— BRIEF —
Retype each line of the material exactly, please, skipping any picture in it.

— PROVIDED RECORDS —

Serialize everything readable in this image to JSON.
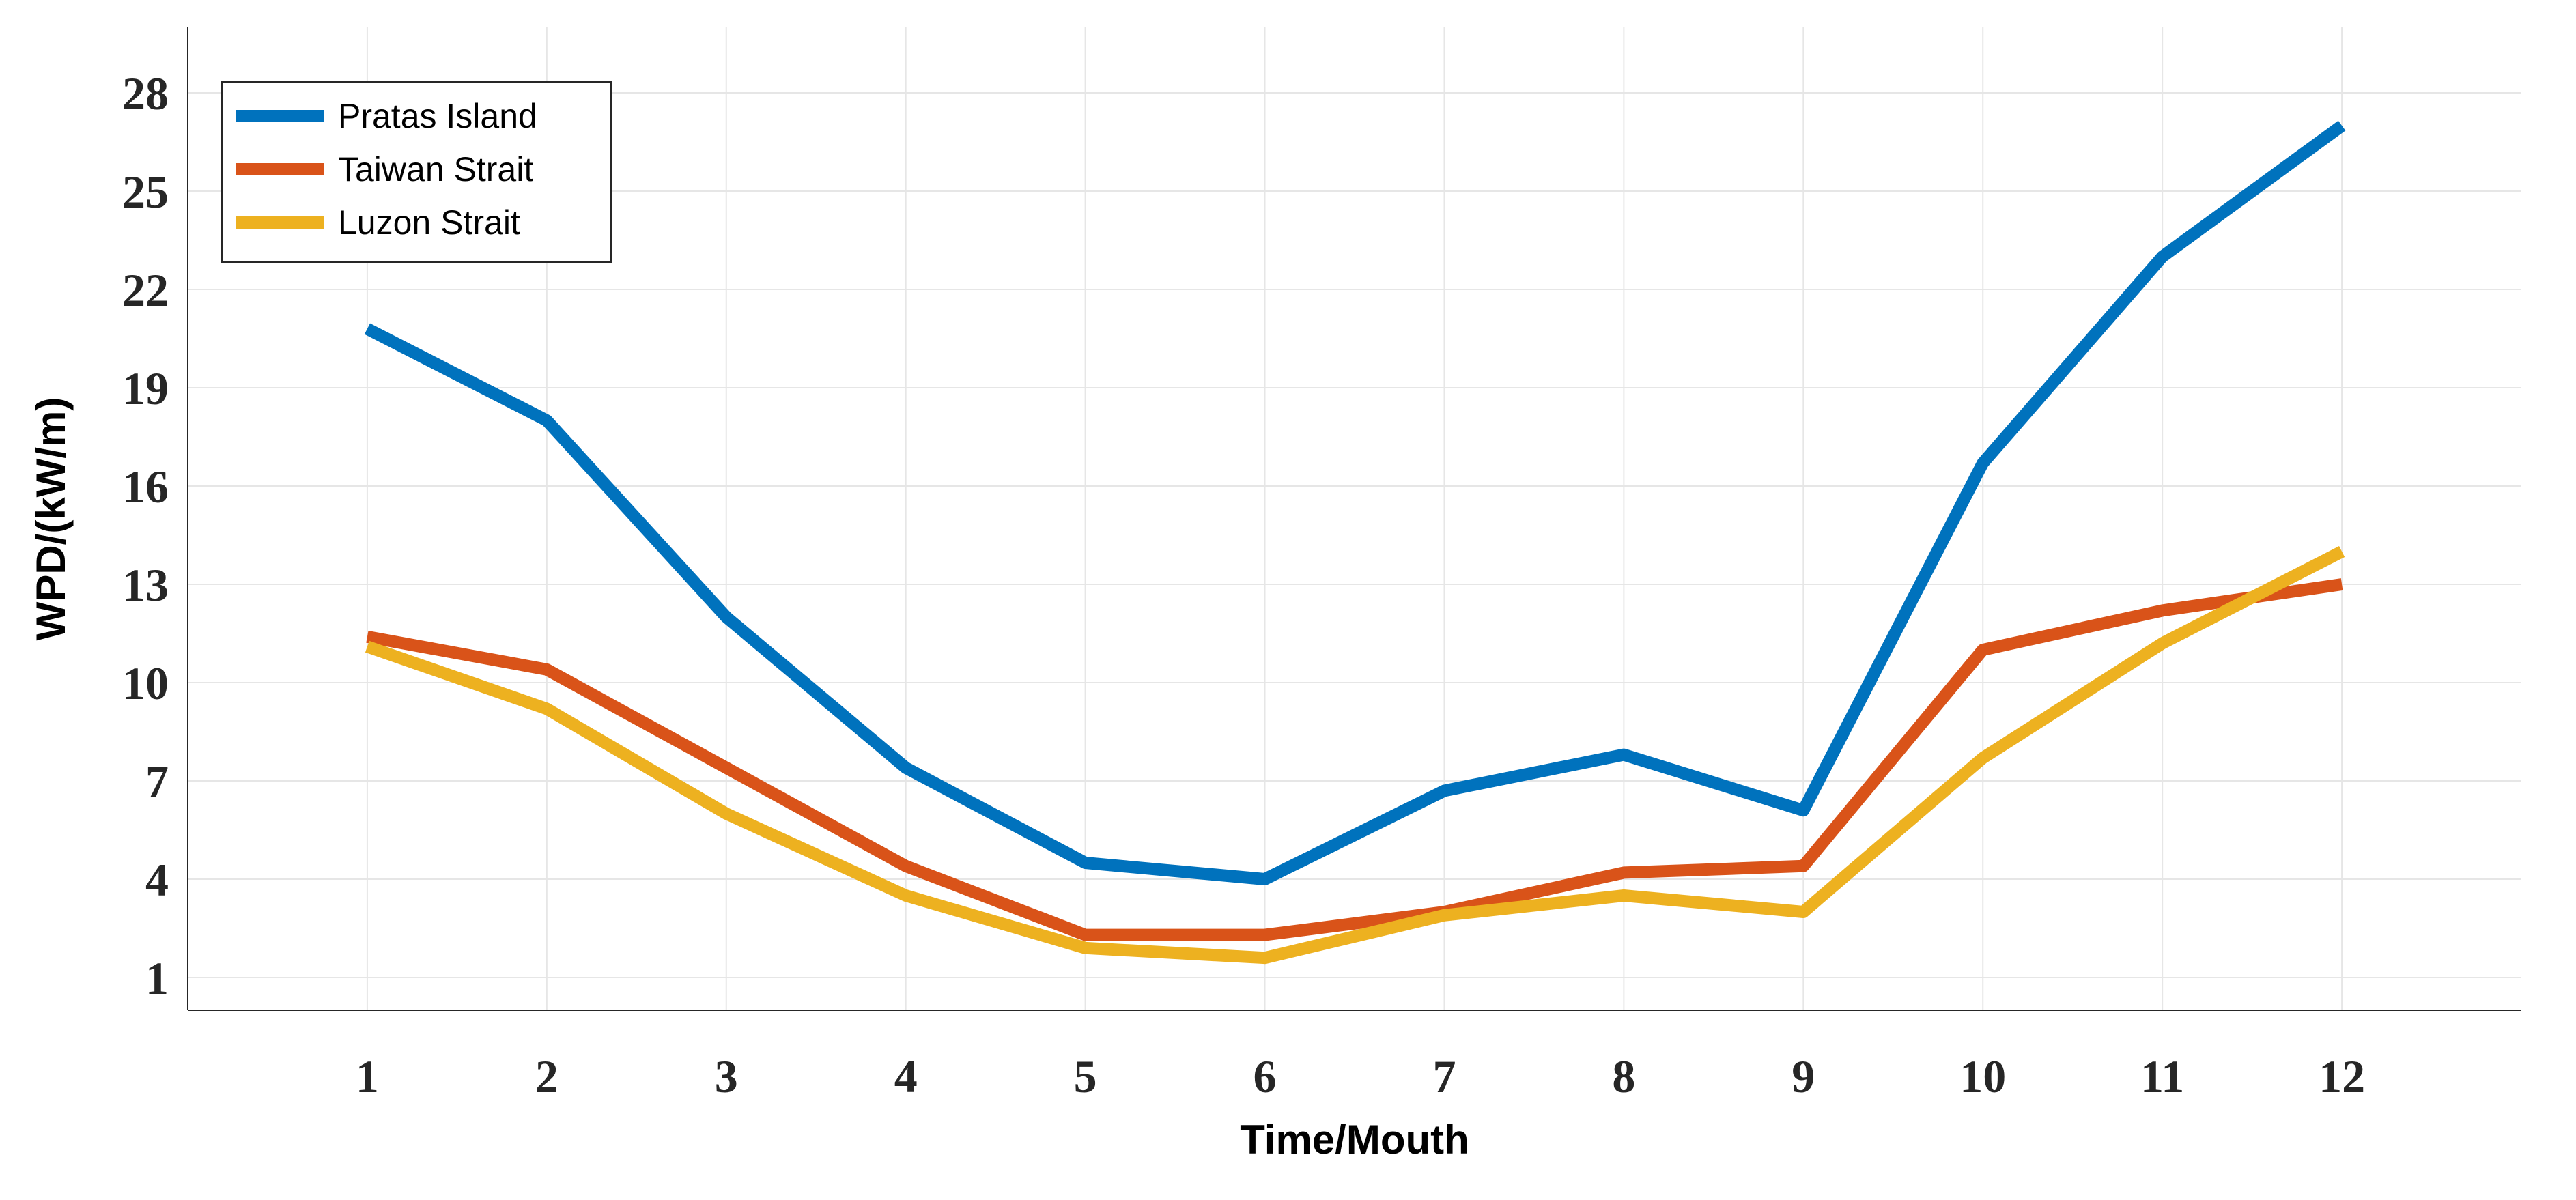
{
  "chart_data": {
    "type": "line",
    "xlabel": "Time/Mouth",
    "ylabel": "WPD/(kW/m)",
    "x": [
      1,
      2,
      3,
      4,
      5,
      6,
      7,
      8,
      9,
      10,
      11,
      12
    ],
    "xlim": [
      0,
      13
    ],
    "ylim": [
      0,
      30
    ],
    "xticks": [
      1,
      2,
      3,
      4,
      5,
      6,
      7,
      8,
      9,
      10,
      11,
      12
    ],
    "yticks": [
      1,
      4,
      7,
      10,
      13,
      16,
      19,
      22,
      25,
      28
    ],
    "grid": true,
    "legend_position": "top-left",
    "series": [
      {
        "name": "Pratas Island",
        "color": "#0072bd",
        "values": [
          20.8,
          18.0,
          12.0,
          7.4,
          4.5,
          4.0,
          6.7,
          7.8,
          6.1,
          16.7,
          23.0,
          27.0
        ]
      },
      {
        "name": "Taiwan Strait",
        "color": "#d95319",
        "values": [
          11.4,
          10.4,
          7.4,
          4.4,
          2.3,
          2.3,
          3.0,
          4.2,
          4.4,
          11.0,
          12.2,
          13.0
        ]
      },
      {
        "name": "Luzon Strait",
        "color": "#edb120",
        "values": [
          11.1,
          9.2,
          6.0,
          3.5,
          1.9,
          1.6,
          2.9,
          3.5,
          3.0,
          7.7,
          11.2,
          14.0
        ]
      }
    ]
  }
}
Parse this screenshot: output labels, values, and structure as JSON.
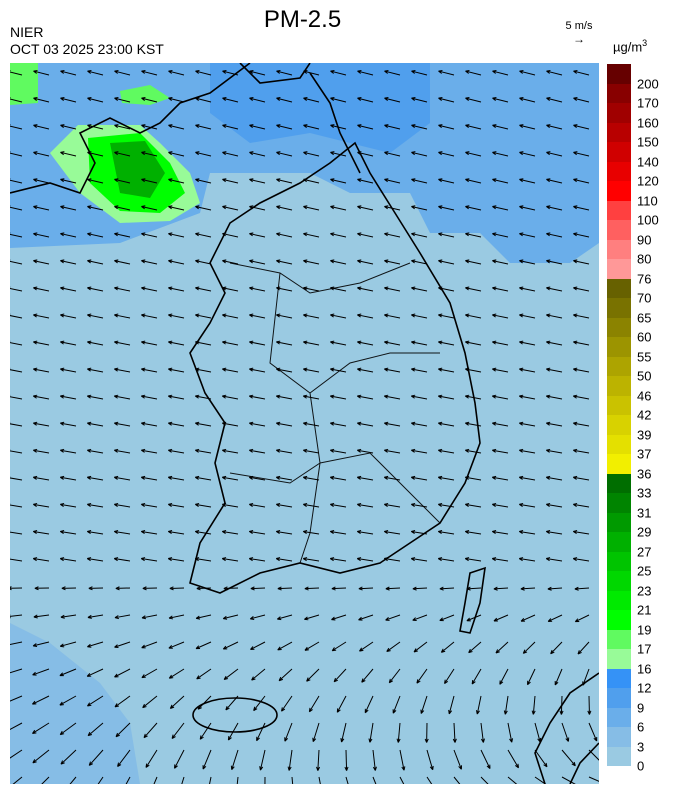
{
  "header": {
    "title": "PM-2.5",
    "organization": "NIER",
    "datetime": "OCT 03 2025 23:00 KST",
    "wind_scale_label": "5 m/s",
    "wind_scale_arrow": "→",
    "unit_base": "µg/m",
    "unit_exp": "3"
  },
  "colorbar": {
    "labels": [
      "0",
      "3",
      "6",
      "9",
      "12",
      "16",
      "17",
      "19",
      "21",
      "23",
      "25",
      "27",
      "29",
      "31",
      "33",
      "36",
      "37",
      "39",
      "42",
      "46",
      "50",
      "55",
      "60",
      "65",
      "70",
      "76",
      "80",
      "90",
      "100",
      "110",
      "120",
      "140",
      "150",
      "160",
      "170",
      "200"
    ],
    "colors": [
      "#9acae2",
      "#86bde6",
      "#6aaeea",
      "#509fed",
      "#3592f6",
      "#98fb98",
      "#60fa60",
      "#00ff00",
      "#00ea00",
      "#00d700",
      "#00c400",
      "#00b000",
      "#009a00",
      "#008400",
      "#006e00",
      "#f2ef00",
      "#e4e000",
      "#d8d200",
      "#cac200",
      "#bcb300",
      "#ada400",
      "#9c9400",
      "#8b8300",
      "#797200",
      "#676100",
      "#ff9898",
      "#ff7f7f",
      "#ff6060",
      "#ff4040",
      "#ff0000",
      "#e80000",
      "#d00000",
      "#b80000",
      "#a00000",
      "#880000",
      "#660000"
    ]
  },
  "map": {
    "background_color": "#9acae2",
    "region_colors": {
      "low_blue": "#86bde6",
      "mid_blue": "#6aaeea",
      "light_green": "#98fb98",
      "green": "#60fa60",
      "bright_green": "#00ff00",
      "dark_green": "#00b000"
    }
  }
}
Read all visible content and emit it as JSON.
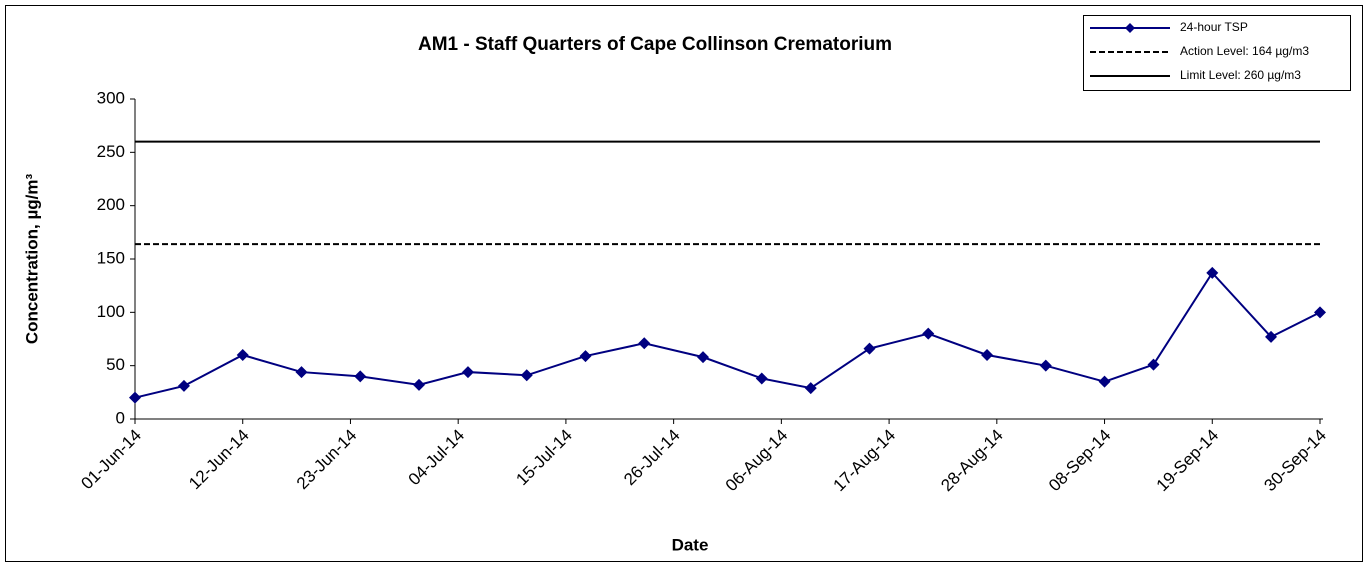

— ANSWER IN FULL —
Serialize everything readable in this image to JSON.
{
  "chart_data": {
    "type": "line",
    "xlabel": "Time/Mouth",
    "ylabel": "WPD/(kW/m)",
    "x": [
      1,
      2,
      3,
      4,
      5,
      6,
      7,
      8,
      9,
      10,
      11,
      12
    ],
    "xlim": [
      0,
      13
    ],
    "ylim": [
      0,
      30
    ],
    "xticks": [
      1,
      2,
      3,
      4,
      5,
      6,
      7,
      8,
      9,
      10,
      11,
      12
    ],
    "yticks": [
      1,
      4,
      7,
      10,
      13,
      16,
      19,
      22,
      25,
      28
    ],
    "grid": true,
    "legend_position": "top-left",
    "series": [
      {
        "name": "Pratas Island",
        "color": "#0072bd",
        "values": [
          20.8,
          18.0,
          12.0,
          7.4,
          4.5,
          4.0,
          6.7,
          7.8,
          6.1,
          16.7,
          23.0,
          27.0
        ]
      },
      {
        "name": "Taiwan Strait",
        "color": "#d95319",
        "values": [
          11.4,
          10.4,
          7.4,
          4.4,
          2.3,
          2.3,
          3.0,
          4.2,
          4.4,
          11.0,
          12.2,
          13.0
        ]
      },
      {
        "name": "Luzon Strait",
        "color": "#edb120",
        "values": [
          11.1,
          9.2,
          6.0,
          3.5,
          1.9,
          1.6,
          2.9,
          3.5,
          3.0,
          7.7,
          11.2,
          14.0
        ]
      }
    ]
  }
}
Parse this screenshot: output labels, values, and structure as JSON.
{
  "header": {
    "title": "PM-2.5",
    "organization": "NIER",
    "datetime": "OCT 03 2025 23:00 KST",
    "wind_scale_label": "5 m/s",
    "wind_scale_arrow": "→",
    "unit_base": "µg/m",
    "unit_exp": "3"
  },
  "colorbar": {
    "labels": [
      "0",
      "3",
      "6",
      "9",
      "12",
      "16",
      "17",
      "19",
      "21",
      "23",
      "25",
      "27",
      "29",
      "31",
      "33",
      "36",
      "37",
      "39",
      "42",
      "46",
      "50",
      "55",
      "60",
      "65",
      "70",
      "76",
      "80",
      "90",
      "100",
      "110",
      "120",
      "140",
      "150",
      "160",
      "170",
      "200"
    ],
    "colors": [
      "#9acae2",
      "#86bde6",
      "#6aaeea",
      "#509fed",
      "#3592f6",
      "#98fb98",
      "#60fa60",
      "#00ff00",
      "#00ea00",
      "#00d700",
      "#00c400",
      "#00b000",
      "#009a00",
      "#008400",
      "#006e00",
      "#f2ef00",
      "#e4e000",
      "#d8d200",
      "#cac200",
      "#bcb300",
      "#ada400",
      "#9c9400",
      "#8b8300",
      "#797200",
      "#676100",
      "#ff9898",
      "#ff7f7f",
      "#ff6060",
      "#ff4040",
      "#ff0000",
      "#e80000",
      "#d00000",
      "#b80000",
      "#a00000",
      "#880000",
      "#660000"
    ]
  },
  "map": {
    "background_color": "#9acae2",
    "region_colors": {
      "low_blue": "#86bde6",
      "mid_blue": "#6aaeea",
      "light_green": "#98fb98",
      "green": "#60fa60",
      "bright_green": "#00ff00",
      "dark_green": "#00b000"
    }
  }
}
Read all visible content and emit it as JSON.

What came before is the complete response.